Copy all the data exactly, except the pictures.

── DATASET EXCERPTS ──

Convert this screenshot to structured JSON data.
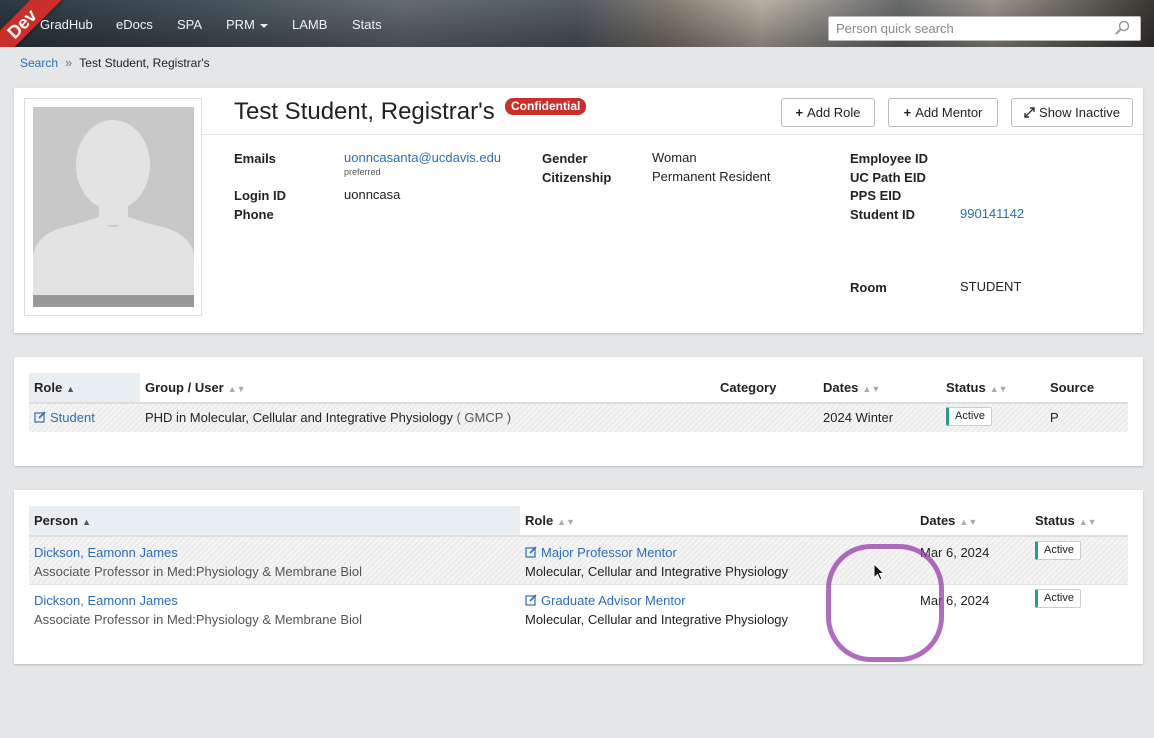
{
  "nav": {
    "ribbon": "Dev",
    "items": [
      "GradHub",
      "eDocs",
      "SPA",
      "PRM",
      "LAMB",
      "Stats"
    ],
    "search_placeholder": "Person quick search"
  },
  "breadcrumb": {
    "link": "Search",
    "sep": "»",
    "current": "Test Student, Registrar's"
  },
  "person": {
    "name": "Test Student, Registrar's",
    "badge": "Confidential",
    "buttons": {
      "add_role": "Add Role",
      "add_mentor": "Add Mentor",
      "show_inactive": "Show Inactive"
    },
    "labels": {
      "emails": "Emails",
      "login": "Login ID",
      "phone": "Phone",
      "gender": "Gender",
      "citizenship": "Citizenship",
      "employee_id": "Employee ID",
      "ucpath": "UC Path EID",
      "pps": "PPS EID",
      "student_id": "Student ID",
      "room": "Room"
    },
    "email": "uonncasanta@ucdavis.edu",
    "email_note": "preferred",
    "login": "uonncasa",
    "gender": "Woman",
    "citizenship": "Permanent Resident",
    "student_id": "990141142",
    "room": "STUDENT"
  },
  "roles_table": {
    "headers": [
      "Role",
      "Group / User",
      "Category",
      "Dates",
      "Status",
      "Source"
    ],
    "rows": [
      {
        "role": "Student",
        "group": "PHD in Molecular, Cellular and Integrative Physiology",
        "group_code": "( GMCP )",
        "category": "",
        "dates": "2024 Winter",
        "status": "Active",
        "source": "P"
      }
    ]
  },
  "mentors_table": {
    "headers": [
      "Person",
      "Role",
      "Dates",
      "Status"
    ],
    "rows": [
      {
        "name": "Dickson, Eamonn James",
        "title": "Associate Professor in Med:Physiology & Membrane Biol",
        "role": "Major Professor Mentor",
        "dept": "Molecular, Cellular and Integrative Physiology",
        "dates": "Mar 6, 2024",
        "status": "Active"
      },
      {
        "name": "Dickson, Eamonn James",
        "title": "Associate Professor in Med:Physiology & Membrane Biol",
        "role": "Graduate Advisor Mentor",
        "dept": "Molecular, Cellular and Integrative Physiology",
        "dates": "Mar 6, 2024",
        "status": "Active"
      }
    ]
  },
  "colors": {
    "link": "#2a6ebb",
    "badge": "#c9302c",
    "status_accent": "#2f9a8a",
    "annotation": "#9a3cac"
  }
}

───

- _WRITTEN SOLUTION_:
Convert this screenshot to structured JSON data.
{
  "nav": {
    "ribbon": "Dev",
    "items": [
      "GradHub",
      "eDocs",
      "SPA",
      "PRM",
      "LAMB",
      "Stats"
    ],
    "search_placeholder": "Person quick search"
  },
  "breadcrumb": {
    "link": "Search",
    "sep": "»",
    "current": "Test Student, Registrar's"
  },
  "person": {
    "name": "Test Student, Registrar's",
    "badge": "Confidential",
    "buttons": {
      "add_role": "Add Role",
      "add_mentor": "Add Mentor",
      "show_inactive": "Show Inactive"
    },
    "labels": {
      "emails": "Emails",
      "login": "Login ID",
      "phone": "Phone",
      "gender": "Gender",
      "citizenship": "Citizenship",
      "employee_id": "Employee ID",
      "ucpath": "UC Path EID",
      "pps": "PPS EID",
      "student_id": "Student ID",
      "room": "Room"
    },
    "email": "uonncasanta@ucdavis.edu",
    "email_note": "preferred",
    "login": "uonncasa",
    "gender": "Woman",
    "citizenship": "Permanent Resident",
    "student_id": "990141142",
    "room": "STUDENT"
  },
  "roles_table": {
    "headers": [
      "Role",
      "Group / User",
      "Category",
      "Dates",
      "Status",
      "Source"
    ],
    "rows": [
      {
        "role": "Student",
        "group": "PHD in Molecular, Cellular and Integrative Physiology",
        "group_code": "( GMCP )",
        "category": "",
        "dates": "2024 Winter",
        "status": "Active",
        "source": "P"
      }
    ]
  },
  "mentors_table": {
    "headers": [
      "Person",
      "Role",
      "Dates",
      "Status"
    ],
    "rows": [
      {
        "name": "Dickson, Eamonn James",
        "title": "Associate Professor in Med:Physiology & Membrane Biol",
        "role": "Major Professor Mentor",
        "dept": "Molecular, Cellular and Integrative Physiology",
        "dates": "Mar 6, 2024",
        "status": "Active"
      },
      {
        "name": "Dickson, Eamonn James",
        "title": "Associate Professor in Med:Physiology & Membrane Biol",
        "role": "Graduate Advisor Mentor",
        "dept": "Molecular, Cellular and Integrative Physiology",
        "dates": "Mar 6, 2024",
        "status": "Active"
      }
    ]
  },
  "colors": {
    "link": "#2a6ebb",
    "badge": "#c9302c",
    "status_accent": "#2f9a8a",
    "annotation": "#9a3cac"
  }
}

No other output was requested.